___ PROVIDED DATA ___

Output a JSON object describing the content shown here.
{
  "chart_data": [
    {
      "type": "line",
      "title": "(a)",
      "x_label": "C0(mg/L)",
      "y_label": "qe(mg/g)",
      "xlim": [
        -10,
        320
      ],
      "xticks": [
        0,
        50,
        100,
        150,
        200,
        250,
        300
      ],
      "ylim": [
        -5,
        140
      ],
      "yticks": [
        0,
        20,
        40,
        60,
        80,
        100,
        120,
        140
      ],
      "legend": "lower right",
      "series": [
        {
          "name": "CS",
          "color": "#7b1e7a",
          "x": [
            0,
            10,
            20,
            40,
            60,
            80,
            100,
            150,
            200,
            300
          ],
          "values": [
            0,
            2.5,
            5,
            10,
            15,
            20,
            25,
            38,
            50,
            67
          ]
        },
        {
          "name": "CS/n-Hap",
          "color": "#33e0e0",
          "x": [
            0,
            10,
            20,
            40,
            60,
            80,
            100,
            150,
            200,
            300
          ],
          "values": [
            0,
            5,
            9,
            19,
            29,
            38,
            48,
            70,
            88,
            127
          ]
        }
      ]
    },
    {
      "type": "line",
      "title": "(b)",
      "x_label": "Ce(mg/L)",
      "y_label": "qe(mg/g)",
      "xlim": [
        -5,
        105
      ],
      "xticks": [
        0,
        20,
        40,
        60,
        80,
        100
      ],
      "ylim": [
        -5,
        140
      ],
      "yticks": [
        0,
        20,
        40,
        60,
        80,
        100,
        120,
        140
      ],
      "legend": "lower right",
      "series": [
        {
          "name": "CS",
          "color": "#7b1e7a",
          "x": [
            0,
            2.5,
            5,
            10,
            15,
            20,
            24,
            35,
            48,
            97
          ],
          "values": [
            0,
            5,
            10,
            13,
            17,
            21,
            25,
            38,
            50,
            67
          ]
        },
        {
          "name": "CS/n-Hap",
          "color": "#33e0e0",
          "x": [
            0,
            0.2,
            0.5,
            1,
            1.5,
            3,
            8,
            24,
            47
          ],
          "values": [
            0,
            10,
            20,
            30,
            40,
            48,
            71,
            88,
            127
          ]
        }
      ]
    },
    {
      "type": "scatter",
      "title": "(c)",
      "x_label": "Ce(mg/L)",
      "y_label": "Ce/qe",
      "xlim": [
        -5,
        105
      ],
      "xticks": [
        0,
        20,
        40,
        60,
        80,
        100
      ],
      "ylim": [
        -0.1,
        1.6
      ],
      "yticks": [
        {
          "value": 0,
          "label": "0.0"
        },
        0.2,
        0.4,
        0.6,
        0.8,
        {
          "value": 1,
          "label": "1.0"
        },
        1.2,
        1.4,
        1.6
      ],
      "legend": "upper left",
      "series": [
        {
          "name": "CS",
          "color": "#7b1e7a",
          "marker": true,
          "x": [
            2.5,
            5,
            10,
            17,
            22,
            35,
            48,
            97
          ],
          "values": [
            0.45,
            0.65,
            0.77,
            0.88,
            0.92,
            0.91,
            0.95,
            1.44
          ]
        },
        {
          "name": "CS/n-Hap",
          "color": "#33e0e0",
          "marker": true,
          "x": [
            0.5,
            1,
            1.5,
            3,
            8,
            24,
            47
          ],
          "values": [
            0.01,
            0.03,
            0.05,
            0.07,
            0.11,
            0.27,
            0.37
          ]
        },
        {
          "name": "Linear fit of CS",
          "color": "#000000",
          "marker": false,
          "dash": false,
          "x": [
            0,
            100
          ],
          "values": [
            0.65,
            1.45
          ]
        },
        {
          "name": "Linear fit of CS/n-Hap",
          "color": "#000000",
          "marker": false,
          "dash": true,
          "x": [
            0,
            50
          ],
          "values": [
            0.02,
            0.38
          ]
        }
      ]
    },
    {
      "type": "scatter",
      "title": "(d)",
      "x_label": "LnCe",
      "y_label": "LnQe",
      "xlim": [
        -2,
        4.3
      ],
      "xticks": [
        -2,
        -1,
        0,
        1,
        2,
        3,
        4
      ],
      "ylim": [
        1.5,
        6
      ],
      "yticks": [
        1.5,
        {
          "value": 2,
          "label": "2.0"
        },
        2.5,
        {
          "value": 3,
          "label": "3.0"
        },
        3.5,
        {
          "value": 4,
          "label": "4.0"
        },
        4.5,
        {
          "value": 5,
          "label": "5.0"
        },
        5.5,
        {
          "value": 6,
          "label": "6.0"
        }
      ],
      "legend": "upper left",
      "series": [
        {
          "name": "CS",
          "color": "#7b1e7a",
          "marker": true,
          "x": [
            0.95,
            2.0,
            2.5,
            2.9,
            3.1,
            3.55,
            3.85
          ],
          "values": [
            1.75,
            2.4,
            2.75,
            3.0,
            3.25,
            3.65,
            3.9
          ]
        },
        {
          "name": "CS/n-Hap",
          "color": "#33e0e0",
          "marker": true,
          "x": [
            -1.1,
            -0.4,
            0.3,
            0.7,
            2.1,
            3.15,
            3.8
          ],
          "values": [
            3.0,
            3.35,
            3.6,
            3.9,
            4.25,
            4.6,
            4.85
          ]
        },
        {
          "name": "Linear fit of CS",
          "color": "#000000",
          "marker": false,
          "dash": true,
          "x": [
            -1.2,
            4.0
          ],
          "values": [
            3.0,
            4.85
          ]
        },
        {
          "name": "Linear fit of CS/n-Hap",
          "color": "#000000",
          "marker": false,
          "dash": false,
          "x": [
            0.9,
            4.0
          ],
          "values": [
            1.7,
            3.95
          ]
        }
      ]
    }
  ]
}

___

WORK INSTRUCTIONS:
Return the whole listing exactly, with every line included.

THE REPLY:
Output a JSON object describing the content shown here.
{
  "chart_data": [
    {
      "type": "line",
      "title": "(a)",
      "x_label": "C0(mg/L)",
      "y_label": "qe(mg/g)",
      "xlim": [
        -10,
        320
      ],
      "xticks": [
        0,
        50,
        100,
        150,
        200,
        250,
        300
      ],
      "ylim": [
        -5,
        140
      ],
      "yticks": [
        0,
        20,
        40,
        60,
        80,
        100,
        120,
        140
      ],
      "legend": "lower right",
      "series": [
        {
          "name": "CS",
          "color": "#7b1e7a",
          "x": [
            0,
            10,
            20,
            40,
            60,
            80,
            100,
            150,
            200,
            300
          ],
          "values": [
            0,
            2.5,
            5,
            10,
            15,
            20,
            25,
            38,
            50,
            67
          ]
        },
        {
          "name": "CS/n-Hap",
          "color": "#33e0e0",
          "x": [
            0,
            10,
            20,
            40,
            60,
            80,
            100,
            150,
            200,
            300
          ],
          "values": [
            0,
            5,
            9,
            19,
            29,
            38,
            48,
            70,
            88,
            127
          ]
        }
      ]
    },
    {
      "type": "line",
      "title": "(b)",
      "x_label": "Ce(mg/L)",
      "y_label": "qe(mg/g)",
      "xlim": [
        -5,
        105
      ],
      "xticks": [
        0,
        20,
        40,
        60,
        80,
        100
      ],
      "ylim": [
        -5,
        140
      ],
      "yticks": [
        0,
        20,
        40,
        60,
        80,
        100,
        120,
        140
      ],
      "legend": "lower right",
      "series": [
        {
          "name": "CS",
          "color": "#7b1e7a",
          "x": [
            0,
            2.5,
            5,
            10,
            15,
            20,
            24,
            35,
            48,
            97
          ],
          "values": [
            0,
            5,
            10,
            13,
            17,
            21,
            25,
            38,
            50,
            67
          ]
        },
        {
          "name": "CS/n-Hap",
          "color": "#33e0e0",
          "x": [
            0,
            0.2,
            0.5,
            1,
            1.5,
            3,
            8,
            24,
            47
          ],
          "values": [
            0,
            10,
            20,
            30,
            40,
            48,
            71,
            88,
            127
          ]
        }
      ]
    },
    {
      "type": "scatter",
      "title": "(c)",
      "x_label": "Ce(mg/L)",
      "y_label": "Ce/qe",
      "xlim": [
        -5,
        105
      ],
      "xticks": [
        0,
        20,
        40,
        60,
        80,
        100
      ],
      "ylim": [
        -0.1,
        1.6
      ],
      "yticks": [
        {
          "value": 0,
          "label": "0.0"
        },
        0.2,
        0.4,
        0.6,
        0.8,
        {
          "value": 1,
          "label": "1.0"
        },
        1.2,
        1.4,
        1.6
      ],
      "legend": "upper left",
      "series": [
        {
          "name": "CS",
          "color": "#7b1e7a",
          "marker": true,
          "x": [
            2.5,
            5,
            10,
            17,
            22,
            35,
            48,
            97
          ],
          "values": [
            0.45,
            0.65,
            0.77,
            0.88,
            0.92,
            0.91,
            0.95,
            1.44
          ]
        },
        {
          "name": "CS/n-Hap",
          "color": "#33e0e0",
          "marker": true,
          "x": [
            0.5,
            1,
            1.5,
            3,
            8,
            24,
            47
          ],
          "values": [
            0.01,
            0.03,
            0.05,
            0.07,
            0.11,
            0.27,
            0.37
          ]
        },
        {
          "name": "Linear fit of CS",
          "color": "#000000",
          "marker": false,
          "dash": false,
          "x": [
            0,
            100
          ],
          "values": [
            0.65,
            1.45
          ]
        },
        {
          "name": "Linear fit of CS/n-Hap",
          "color": "#000000",
          "marker": false,
          "dash": true,
          "x": [
            0,
            50
          ],
          "values": [
            0.02,
            0.38
          ]
        }
      ]
    },
    {
      "type": "scatter",
      "title": "(d)",
      "x_label": "LnCe",
      "y_label": "LnQe",
      "xlim": [
        -2,
        4.3
      ],
      "xticks": [
        -2,
        -1,
        0,
        1,
        2,
        3,
        4
      ],
      "ylim": [
        1.5,
        6
      ],
      "yticks": [
        1.5,
        {
          "value": 2,
          "label": "2.0"
        },
        2.5,
        {
          "value": 3,
          "label": "3.0"
        },
        3.5,
        {
          "value": 4,
          "label": "4.0"
        },
        4.5,
        {
          "value": 5,
          "label": "5.0"
        },
        5.5,
        {
          "value": 6,
          "label": "6.0"
        }
      ],
      "legend": "upper left",
      "series": [
        {
          "name": "CS",
          "color": "#7b1e7a",
          "marker": true,
          "x": [
            0.95,
            2.0,
            2.5,
            2.9,
            3.1,
            3.55,
            3.85
          ],
          "values": [
            1.75,
            2.4,
            2.75,
            3.0,
            3.25,
            3.65,
            3.9
          ]
        },
        {
          "name": "CS/n-Hap",
          "color": "#33e0e0",
          "marker": true,
          "x": [
            -1.1,
            -0.4,
            0.3,
            0.7,
            2.1,
            3.15,
            3.8
          ],
          "values": [
            3.0,
            3.35,
            3.6,
            3.9,
            4.25,
            4.6,
            4.85
          ]
        },
        {
          "name": "Linear fit of CS",
          "color": "#000000",
          "marker": false,
          "dash": true,
          "x": [
            -1.2,
            4.0
          ],
          "values": [
            3.0,
            4.85
          ]
        },
        {
          "name": "Linear fit of CS/n-Hap",
          "color": "#000000",
          "marker": false,
          "dash": false,
          "x": [
            0.9,
            4.0
          ],
          "values": [
            1.7,
            3.95
          ]
        }
      ]
    }
  ]
}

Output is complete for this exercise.